* **Your objective**:
Your task is to transcribe all the entries exactly, excluding pictures.

* **The records**:
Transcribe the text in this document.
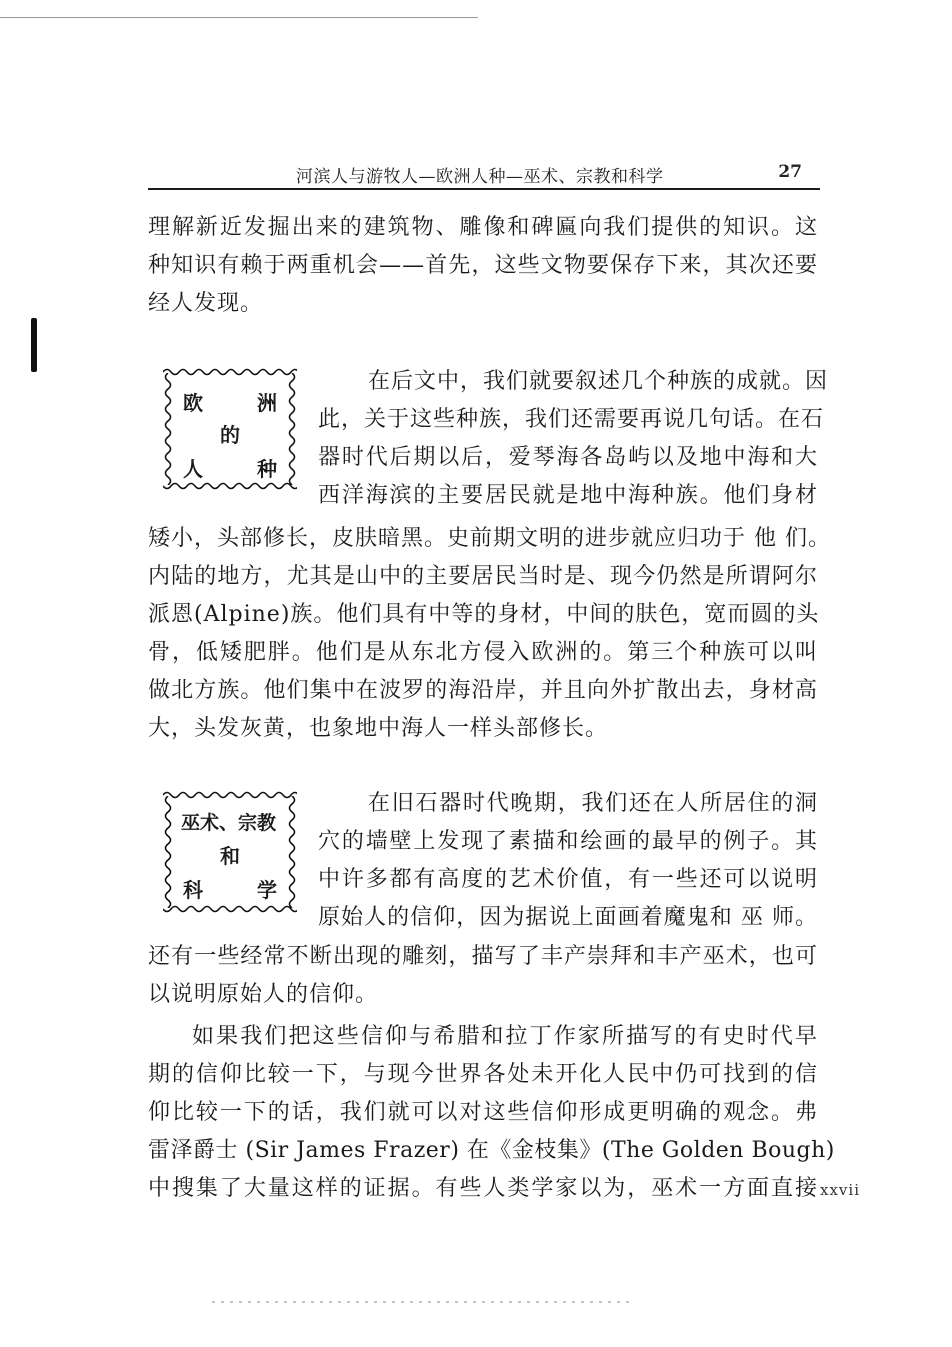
河滨人与游牧人—欧洲人种—巫术、宗教和科学	27
理解新近发掘出来的建筑物、雕像和碑匾向我们提供的知识。这
种知识有赖于两重机会——首先，这些文物要保存下来，其次还要
经人发现。
欧	洲
的
人	种
在后文中，我们就要叙述几个种族的成就。因
此，关于这些种族，我们还需要再说几句话。在石
器时代后期以后，爱琴海各岛屿以及地中海和大
西洋海滨的主要居民就是地中海种族。他们身材
矮小，头部修长，皮肤暗黑。史前期文明的进步就应归功于 他 们。
内陆的地方，尤其是山中的主要居民当时是、现今仍然是所谓阿尔
派恩(Alpine)族。他们具有中等的身材，中间的肤色，宽而圆的头
骨，低矮肥胖。他们是从东北方侵入欧洲的。第三个种族可以叫
做北方族。他们集中在波罗的海沿岸，并且向外扩散出去，身材高
大，头发灰黄，也象地中海人一样头部修长。
巫术、宗教
和
科	学
在旧石器时代晚期，我们还在人所居住的洞
穴的墙壁上发现了素描和绘画的最早的例子。其
中许多都有高度的艺术价值，有一些还可以说明
原始人的信仰，因为据说上面画着魔鬼和 巫 师。
还有一些经常不断出现的雕刻，描写了丰产崇拜和丰产巫术，也可
以说明原始人的信仰。
如果我们把这些信仰与希腊和拉丁作家所描写的有史时代早
期的信仰比较一下，与现今世界各处未开化人民中仍可找到的信
仰比较一下的话，我们就可以对这些信仰形成更明确的观念。弗
雷泽爵士 (Sir James Frazer) 在《金枝集》(The Golden Bough)
中搜集了大量这样的证据。有些人类学家以为，巫术一方面直接 xxvii
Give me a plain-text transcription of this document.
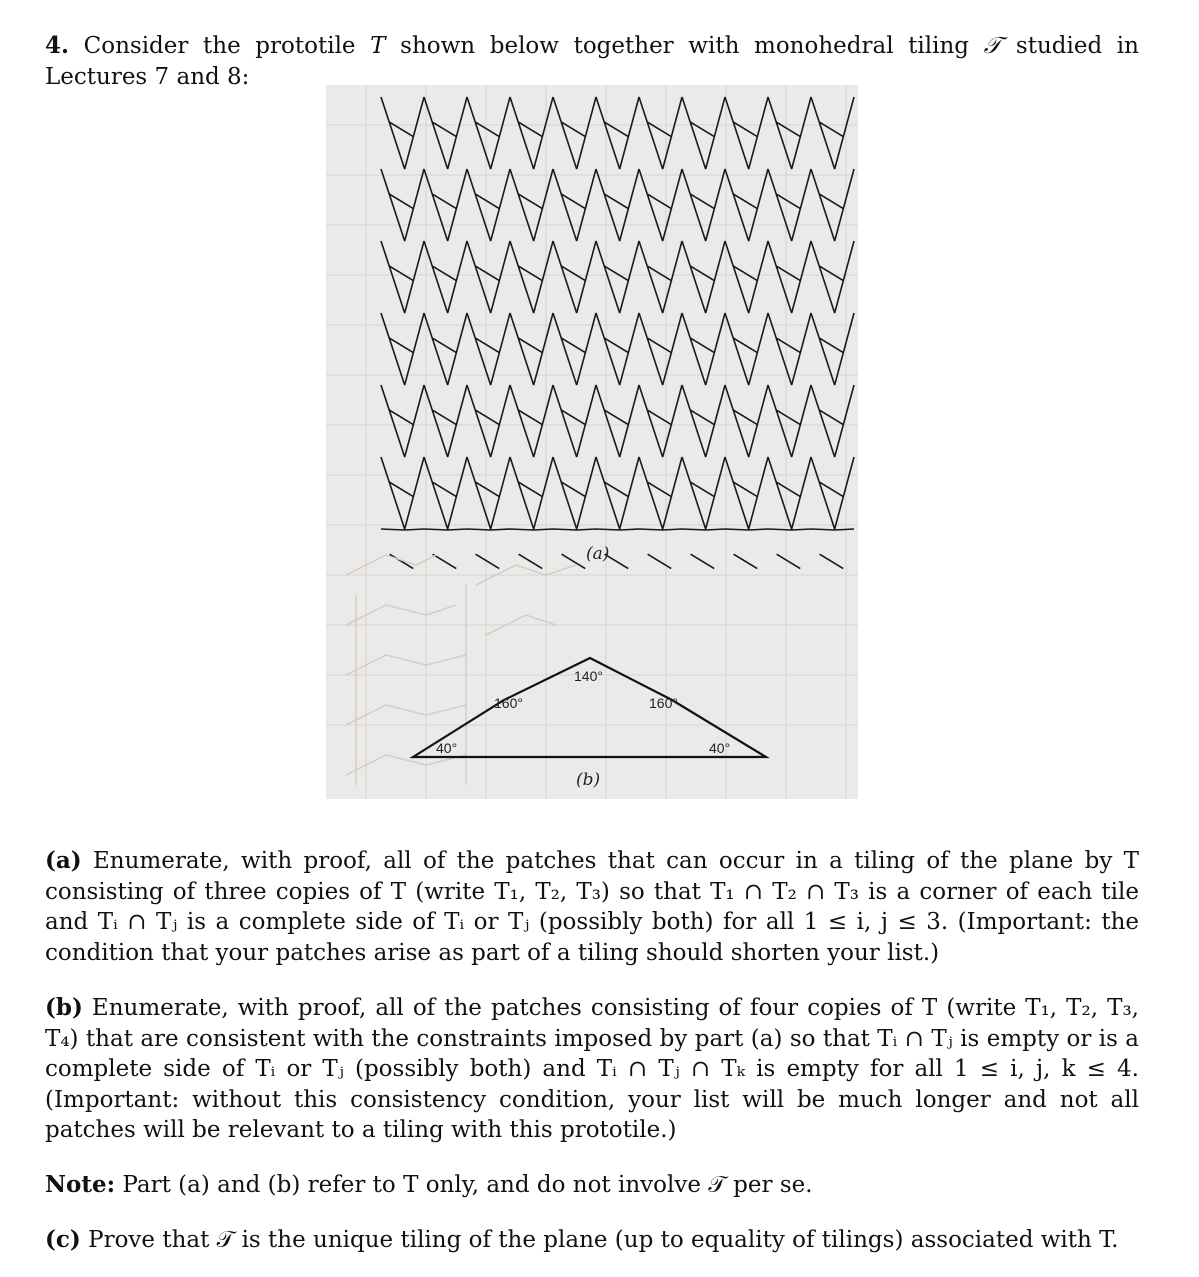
4. Consider the prototile T shown below together with monohedral tiling 𝒯 studied in Lectures 7 and 8:

(a)
(b)
140°
160°	160°
40°	40°

(a) Enumerate, with proof, all of the patches that can occur in a tiling of the plane by T consisting of three copies of T (write T₁, T₂, T₃) so that T₁ ∩ T₂ ∩ T₃ is a corner of each tile and Tᵢ ∩ Tⱼ is a complete side of Tᵢ or Tⱼ (possibly both) for all 1 ≤ i, j ≤ 3. (Important: the condition that your patches arise as part of a tiling should shorten your list.)

(b) Enumerate, with proof, all of the patches consisting of four copies of T (write T₁, T₂, T₃, T₄) that are consistent with the constraints imposed by part (a) so that Tᵢ ∩ Tⱼ is empty or is a complete side of Tᵢ or Tⱼ (possibly both) and Tᵢ ∩ Tⱼ ∩ Tₖ is empty for all 1 ≤ i, j, k ≤ 4. (Important: without this consistency condition, your list will be much longer and not all patches will be relevant to a tiling with this prototile.)

Note: Part (a) and (b) refer to T only, and do not involve 𝒯 per se.

(c) Prove that 𝒯 is the unique tiling of the plane (up to equality of tilings) associated with T.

* **Task output**:
Transcribe the text in this document.
河滨人与游牧人—欧洲人种—巫术、宗教和科学	27
理解新近发掘出来的建筑物、雕像和碑匾向我们提供的知识。这
种知识有赖于两重机会——首先，这些文物要保存下来，其次还要
经人发现。
欧	洲
的
人	种
在后文中，我们就要叙述几个种族的成就。因
此，关于这些种族，我们还需要再说几句话。在石
器时代后期以后，爱琴海各岛屿以及地中海和大
西洋海滨的主要居民就是地中海种族。他们身材
矮小，头部修长，皮肤暗黑。史前期文明的进步就应归功于 他 们。
内陆的地方，尤其是山中的主要居民当时是、现今仍然是所谓阿尔
派恩(Alpine)族。他们具有中等的身材，中间的肤色，宽而圆的头
骨，低矮肥胖。他们是从东北方侵入欧洲的。第三个种族可以叫
做北方族。他们集中在波罗的海沿岸，并且向外扩散出去，身材高
大，头发灰黄，也象地中海人一样头部修长。
巫术、宗教
和
科	学
在旧石器时代晚期，我们还在人所居住的洞
穴的墙壁上发现了素描和绘画的最早的例子。其
中许多都有高度的艺术价值，有一些还可以说明
原始人的信仰，因为据说上面画着魔鬼和 巫 师。
还有一些经常不断出现的雕刻，描写了丰产崇拜和丰产巫术，也可
以说明原始人的信仰。
如果我们把这些信仰与希腊和拉丁作家所描写的有史时代早
期的信仰比较一下，与现今世界各处未开化人民中仍可找到的信
仰比较一下的话，我们就可以对这些信仰形成更明确的观念。弗
雷泽爵士 (Sir James Frazer) 在《金枝集》(The Golden Bough)
中搜集了大量这样的证据。有些人类学家以为，巫术一方面直接 xxvii
Give me a plain-text transcription of this document.
4. Consider the prototile T shown below together with monohedral tiling 𝒯 studied in Lectures 7 and 8:

(a)
(b)
140°
160°	160°
40°	40°

(a) Enumerate, with proof, all of the patches that can occur in a tiling of the plane by T consisting of three copies of T (write T₁, T₂, T₃) so that T₁ ∩ T₂ ∩ T₃ is a corner of each tile and Tᵢ ∩ Tⱼ is a complete side of Tᵢ or Tⱼ (possibly both) for all 1 ≤ i, j ≤ 3. (Important: the condition that your patches arise as part of a tiling should shorten your list.)

(b) Enumerate, with proof, all of the patches consisting of four copies of T (write T₁, T₂, T₃, T₄) that are consistent with the constraints imposed by part (a) so that Tᵢ ∩ Tⱼ is empty or is a complete side of Tᵢ or Tⱼ (possibly both) and Tᵢ ∩ Tⱼ ∩ Tₖ is empty for all 1 ≤ i, j, k ≤ 4. (Important: without this consistency condition, your list will be much longer and not all patches will be relevant to a tiling with this prototile.)

Note: Part (a) and (b) refer to T only, and do not involve 𝒯 per se.

(c) Prove that 𝒯 is the unique tiling of the plane (up to equality of tilings) associated with T.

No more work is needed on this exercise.